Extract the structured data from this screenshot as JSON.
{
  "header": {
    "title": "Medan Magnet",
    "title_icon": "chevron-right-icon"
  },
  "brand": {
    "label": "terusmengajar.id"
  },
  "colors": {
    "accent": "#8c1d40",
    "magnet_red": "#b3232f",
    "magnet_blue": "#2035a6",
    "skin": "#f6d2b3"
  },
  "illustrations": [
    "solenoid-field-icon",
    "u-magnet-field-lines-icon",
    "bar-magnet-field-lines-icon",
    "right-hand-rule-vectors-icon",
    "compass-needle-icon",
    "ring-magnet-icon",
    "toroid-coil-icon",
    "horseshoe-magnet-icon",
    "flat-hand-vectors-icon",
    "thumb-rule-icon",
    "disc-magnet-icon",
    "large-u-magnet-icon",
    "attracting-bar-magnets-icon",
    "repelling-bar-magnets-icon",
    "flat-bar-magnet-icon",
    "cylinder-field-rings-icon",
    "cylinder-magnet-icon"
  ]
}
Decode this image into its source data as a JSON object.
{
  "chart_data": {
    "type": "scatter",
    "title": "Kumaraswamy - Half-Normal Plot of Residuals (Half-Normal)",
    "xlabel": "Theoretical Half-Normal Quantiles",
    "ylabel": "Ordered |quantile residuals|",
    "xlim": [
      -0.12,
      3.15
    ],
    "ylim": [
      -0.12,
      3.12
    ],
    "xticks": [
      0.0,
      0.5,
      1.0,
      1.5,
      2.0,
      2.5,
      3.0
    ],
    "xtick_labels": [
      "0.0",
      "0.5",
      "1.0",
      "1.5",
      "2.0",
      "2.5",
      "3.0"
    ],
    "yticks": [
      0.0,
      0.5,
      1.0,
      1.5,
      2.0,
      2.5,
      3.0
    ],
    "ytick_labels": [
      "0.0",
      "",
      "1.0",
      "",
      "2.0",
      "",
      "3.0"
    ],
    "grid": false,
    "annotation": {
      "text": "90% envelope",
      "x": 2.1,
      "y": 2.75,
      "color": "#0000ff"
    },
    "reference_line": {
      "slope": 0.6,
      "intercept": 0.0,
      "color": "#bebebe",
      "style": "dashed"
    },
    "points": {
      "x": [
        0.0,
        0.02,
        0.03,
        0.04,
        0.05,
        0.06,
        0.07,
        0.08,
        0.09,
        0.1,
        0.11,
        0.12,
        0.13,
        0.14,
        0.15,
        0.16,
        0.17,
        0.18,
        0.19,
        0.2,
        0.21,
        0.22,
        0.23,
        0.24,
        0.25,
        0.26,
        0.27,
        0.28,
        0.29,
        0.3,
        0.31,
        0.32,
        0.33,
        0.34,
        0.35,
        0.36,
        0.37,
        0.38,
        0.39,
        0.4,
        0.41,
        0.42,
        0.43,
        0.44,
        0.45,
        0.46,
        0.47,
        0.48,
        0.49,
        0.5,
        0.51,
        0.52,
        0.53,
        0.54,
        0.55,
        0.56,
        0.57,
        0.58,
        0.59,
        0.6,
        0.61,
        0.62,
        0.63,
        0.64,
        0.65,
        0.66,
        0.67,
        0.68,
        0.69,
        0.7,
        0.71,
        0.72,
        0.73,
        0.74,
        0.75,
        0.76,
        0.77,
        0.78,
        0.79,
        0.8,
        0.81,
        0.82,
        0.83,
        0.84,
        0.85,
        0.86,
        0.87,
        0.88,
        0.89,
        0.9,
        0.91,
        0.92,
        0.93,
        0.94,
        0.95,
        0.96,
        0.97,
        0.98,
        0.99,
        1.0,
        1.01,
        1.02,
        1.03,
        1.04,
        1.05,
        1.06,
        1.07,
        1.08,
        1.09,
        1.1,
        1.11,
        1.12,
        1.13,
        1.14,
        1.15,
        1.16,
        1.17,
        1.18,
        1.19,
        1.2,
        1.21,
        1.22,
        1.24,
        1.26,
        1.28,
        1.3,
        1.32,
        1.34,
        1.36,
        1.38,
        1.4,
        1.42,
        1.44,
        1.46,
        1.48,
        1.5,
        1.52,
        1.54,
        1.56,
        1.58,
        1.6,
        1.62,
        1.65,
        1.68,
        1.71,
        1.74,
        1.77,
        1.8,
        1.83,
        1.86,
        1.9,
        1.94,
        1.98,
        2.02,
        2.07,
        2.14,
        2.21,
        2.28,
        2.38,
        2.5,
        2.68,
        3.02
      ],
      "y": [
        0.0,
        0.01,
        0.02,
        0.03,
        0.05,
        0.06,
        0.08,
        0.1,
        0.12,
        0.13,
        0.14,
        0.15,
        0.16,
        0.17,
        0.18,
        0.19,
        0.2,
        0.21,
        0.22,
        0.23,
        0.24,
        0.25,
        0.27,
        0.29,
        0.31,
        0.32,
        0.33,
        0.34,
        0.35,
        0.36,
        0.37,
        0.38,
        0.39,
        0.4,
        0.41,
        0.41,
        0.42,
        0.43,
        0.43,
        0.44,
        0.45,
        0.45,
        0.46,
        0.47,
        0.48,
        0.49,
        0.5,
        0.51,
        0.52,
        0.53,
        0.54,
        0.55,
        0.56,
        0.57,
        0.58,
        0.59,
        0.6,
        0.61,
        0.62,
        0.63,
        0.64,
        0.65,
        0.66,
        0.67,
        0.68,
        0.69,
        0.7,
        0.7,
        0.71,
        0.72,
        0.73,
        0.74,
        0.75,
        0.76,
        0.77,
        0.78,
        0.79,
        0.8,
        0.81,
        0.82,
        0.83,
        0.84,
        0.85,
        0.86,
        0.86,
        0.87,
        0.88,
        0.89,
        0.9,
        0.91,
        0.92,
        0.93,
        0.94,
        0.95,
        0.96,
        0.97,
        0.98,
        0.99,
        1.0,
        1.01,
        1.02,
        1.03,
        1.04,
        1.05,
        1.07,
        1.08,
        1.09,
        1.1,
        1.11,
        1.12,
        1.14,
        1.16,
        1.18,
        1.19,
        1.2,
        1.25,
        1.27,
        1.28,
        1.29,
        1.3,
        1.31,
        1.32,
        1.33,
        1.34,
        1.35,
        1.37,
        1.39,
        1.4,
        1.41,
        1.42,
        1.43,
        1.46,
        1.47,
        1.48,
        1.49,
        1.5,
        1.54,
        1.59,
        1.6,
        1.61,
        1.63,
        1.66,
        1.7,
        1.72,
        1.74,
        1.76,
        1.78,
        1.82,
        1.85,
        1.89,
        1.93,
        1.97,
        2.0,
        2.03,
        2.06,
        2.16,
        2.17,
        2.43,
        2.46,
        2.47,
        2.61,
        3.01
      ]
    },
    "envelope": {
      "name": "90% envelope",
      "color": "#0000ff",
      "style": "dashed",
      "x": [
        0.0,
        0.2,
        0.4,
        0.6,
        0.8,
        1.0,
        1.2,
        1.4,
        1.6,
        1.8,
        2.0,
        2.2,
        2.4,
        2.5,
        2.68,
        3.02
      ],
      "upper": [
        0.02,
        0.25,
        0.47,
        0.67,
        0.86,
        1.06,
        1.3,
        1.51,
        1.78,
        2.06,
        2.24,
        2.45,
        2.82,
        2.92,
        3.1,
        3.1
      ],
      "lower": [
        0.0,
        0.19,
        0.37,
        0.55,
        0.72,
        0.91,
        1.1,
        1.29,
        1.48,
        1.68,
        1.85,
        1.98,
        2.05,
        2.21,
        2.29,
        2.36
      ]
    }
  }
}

+--

▶ [Task to carry out]:
Write out each line of the data above again, exactly as given.

▶ [Answer for this exercise]:
Extract the structured data from this screenshot as JSON.
{
  "header": {
    "title": "Medan Magnet",
    "title_icon": "chevron-right-icon"
  },
  "brand": {
    "label": "terusmengajar.id"
  },
  "colors": {
    "accent": "#8c1d40",
    "magnet_red": "#b3232f",
    "magnet_blue": "#2035a6",
    "skin": "#f6d2b3"
  },
  "illustrations": [
    "solenoid-field-icon",
    "u-magnet-field-lines-icon",
    "bar-magnet-field-lines-icon",
    "right-hand-rule-vectors-icon",
    "compass-needle-icon",
    "ring-magnet-icon",
    "toroid-coil-icon",
    "horseshoe-magnet-icon",
    "flat-hand-vectors-icon",
    "thumb-rule-icon",
    "disc-magnet-icon",
    "large-u-magnet-icon",
    "attracting-bar-magnets-icon",
    "repelling-bar-magnets-icon",
    "flat-bar-magnet-icon",
    "cylinder-field-rings-icon",
    "cylinder-magnet-icon"
  ]
}
Decode this image into its source data as a JSON object.
{
  "chart_data": {
    "type": "scatter",
    "title": "Kumaraswamy - Half-Normal Plot of Residuals (Half-Normal)",
    "xlabel": "Theoretical Half-Normal Quantiles",
    "ylabel": "Ordered |quantile residuals|",
    "xlim": [
      -0.12,
      3.15
    ],
    "ylim": [
      -0.12,
      3.12
    ],
    "xticks": [
      0.0,
      0.5,
      1.0,
      1.5,
      2.0,
      2.5,
      3.0
    ],
    "xtick_labels": [
      "0.0",
      "0.5",
      "1.0",
      "1.5",
      "2.0",
      "2.5",
      "3.0"
    ],
    "yticks": [
      0.0,
      0.5,
      1.0,
      1.5,
      2.0,
      2.5,
      3.0
    ],
    "ytick_labels": [
      "0.0",
      "",
      "1.0",
      "",
      "2.0",
      "",
      "3.0"
    ],
    "grid": false,
    "annotation": {
      "text": "90% envelope",
      "x": 2.1,
      "y": 2.75,
      "color": "#0000ff"
    },
    "reference_line": {
      "slope": 0.6,
      "intercept": 0.0,
      "color": "#bebebe",
      "style": "dashed"
    },
    "points": {
      "x": [
        0.0,
        0.02,
        0.03,
        0.04,
        0.05,
        0.06,
        0.07,
        0.08,
        0.09,
        0.1,
        0.11,
        0.12,
        0.13,
        0.14,
        0.15,
        0.16,
        0.17,
        0.18,
        0.19,
        0.2,
        0.21,
        0.22,
        0.23,
        0.24,
        0.25,
        0.26,
        0.27,
        0.28,
        0.29,
        0.3,
        0.31,
        0.32,
        0.33,
        0.34,
        0.35,
        0.36,
        0.37,
        0.38,
        0.39,
        0.4,
        0.41,
        0.42,
        0.43,
        0.44,
        0.45,
        0.46,
        0.47,
        0.48,
        0.49,
        0.5,
        0.51,
        0.52,
        0.53,
        0.54,
        0.55,
        0.56,
        0.57,
        0.58,
        0.59,
        0.6,
        0.61,
        0.62,
        0.63,
        0.64,
        0.65,
        0.66,
        0.67,
        0.68,
        0.69,
        0.7,
        0.71,
        0.72,
        0.73,
        0.74,
        0.75,
        0.76,
        0.77,
        0.78,
        0.79,
        0.8,
        0.81,
        0.82,
        0.83,
        0.84,
        0.85,
        0.86,
        0.87,
        0.88,
        0.89,
        0.9,
        0.91,
        0.92,
        0.93,
        0.94,
        0.95,
        0.96,
        0.97,
        0.98,
        0.99,
        1.0,
        1.01,
        1.02,
        1.03,
        1.04,
        1.05,
        1.06,
        1.07,
        1.08,
        1.09,
        1.1,
        1.11,
        1.12,
        1.13,
        1.14,
        1.15,
        1.16,
        1.17,
        1.18,
        1.19,
        1.2,
        1.21,
        1.22,
        1.24,
        1.26,
        1.28,
        1.3,
        1.32,
        1.34,
        1.36,
        1.38,
        1.4,
        1.42,
        1.44,
        1.46,
        1.48,
        1.5,
        1.52,
        1.54,
        1.56,
        1.58,
        1.6,
        1.62,
        1.65,
        1.68,
        1.71,
        1.74,
        1.77,
        1.8,
        1.83,
        1.86,
        1.9,
        1.94,
        1.98,
        2.02,
        2.07,
        2.14,
        2.21,
        2.28,
        2.38,
        2.5,
        2.68,
        3.02
      ],
      "y": [
        0.0,
        0.01,
        0.02,
        0.03,
        0.05,
        0.06,
        0.08,
        0.1,
        0.12,
        0.13,
        0.14,
        0.15,
        0.16,
        0.17,
        0.18,
        0.19,
        0.2,
        0.21,
        0.22,
        0.23,
        0.24,
        0.25,
        0.27,
        0.29,
        0.31,
        0.32,
        0.33,
        0.34,
        0.35,
        0.36,
        0.37,
        0.38,
        0.39,
        0.4,
        0.41,
        0.41,
        0.42,
        0.43,
        0.43,
        0.44,
        0.45,
        0.45,
        0.46,
        0.47,
        0.48,
        0.49,
        0.5,
        0.51,
        0.52,
        0.53,
        0.54,
        0.55,
        0.56,
        0.57,
        0.58,
        0.59,
        0.6,
        0.61,
        0.62,
        0.63,
        0.64,
        0.65,
        0.66,
        0.67,
        0.68,
        0.69,
        0.7,
        0.7,
        0.71,
        0.72,
        0.73,
        0.74,
        0.75,
        0.76,
        0.77,
        0.78,
        0.79,
        0.8,
        0.81,
        0.82,
        0.83,
        0.84,
        0.85,
        0.86,
        0.86,
        0.87,
        0.88,
        0.89,
        0.9,
        0.91,
        0.92,
        0.93,
        0.94,
        0.95,
        0.96,
        0.97,
        0.98,
        0.99,
        1.0,
        1.01,
        1.02,
        1.03,
        1.04,
        1.05,
        1.07,
        1.08,
        1.09,
        1.1,
        1.11,
        1.12,
        1.14,
        1.16,
        1.18,
        1.19,
        1.2,
        1.25,
        1.27,
        1.28,
        1.29,
        1.3,
        1.31,
        1.32,
        1.33,
        1.34,
        1.35,
        1.37,
        1.39,
        1.4,
        1.41,
        1.42,
        1.43,
        1.46,
        1.47,
        1.48,
        1.49,
        1.5,
        1.54,
        1.59,
        1.6,
        1.61,
        1.63,
        1.66,
        1.7,
        1.72,
        1.74,
        1.76,
        1.78,
        1.82,
        1.85,
        1.89,
        1.93,
        1.97,
        2.0,
        2.03,
        2.06,
        2.16,
        2.17,
        2.43,
        2.46,
        2.47,
        2.61,
        3.01
      ]
    },
    "envelope": {
      "name": "90% envelope",
      "color": "#0000ff",
      "style": "dashed",
      "x": [
        0.0,
        0.2,
        0.4,
        0.6,
        0.8,
        1.0,
        1.2,
        1.4,
        1.6,
        1.8,
        2.0,
        2.2,
        2.4,
        2.5,
        2.68,
        3.02
      ],
      "upper": [
        0.02,
        0.25,
        0.47,
        0.67,
        0.86,
        1.06,
        1.3,
        1.51,
        1.78,
        2.06,
        2.24,
        2.45,
        2.82,
        2.92,
        3.1,
        3.1
      ],
      "lower": [
        0.0,
        0.19,
        0.37,
        0.55,
        0.72,
        0.91,
        1.1,
        1.29,
        1.48,
        1.68,
        1.85,
        1.98,
        2.05,
        2.21,
        2.29,
        2.36
      ]
    }
  }
}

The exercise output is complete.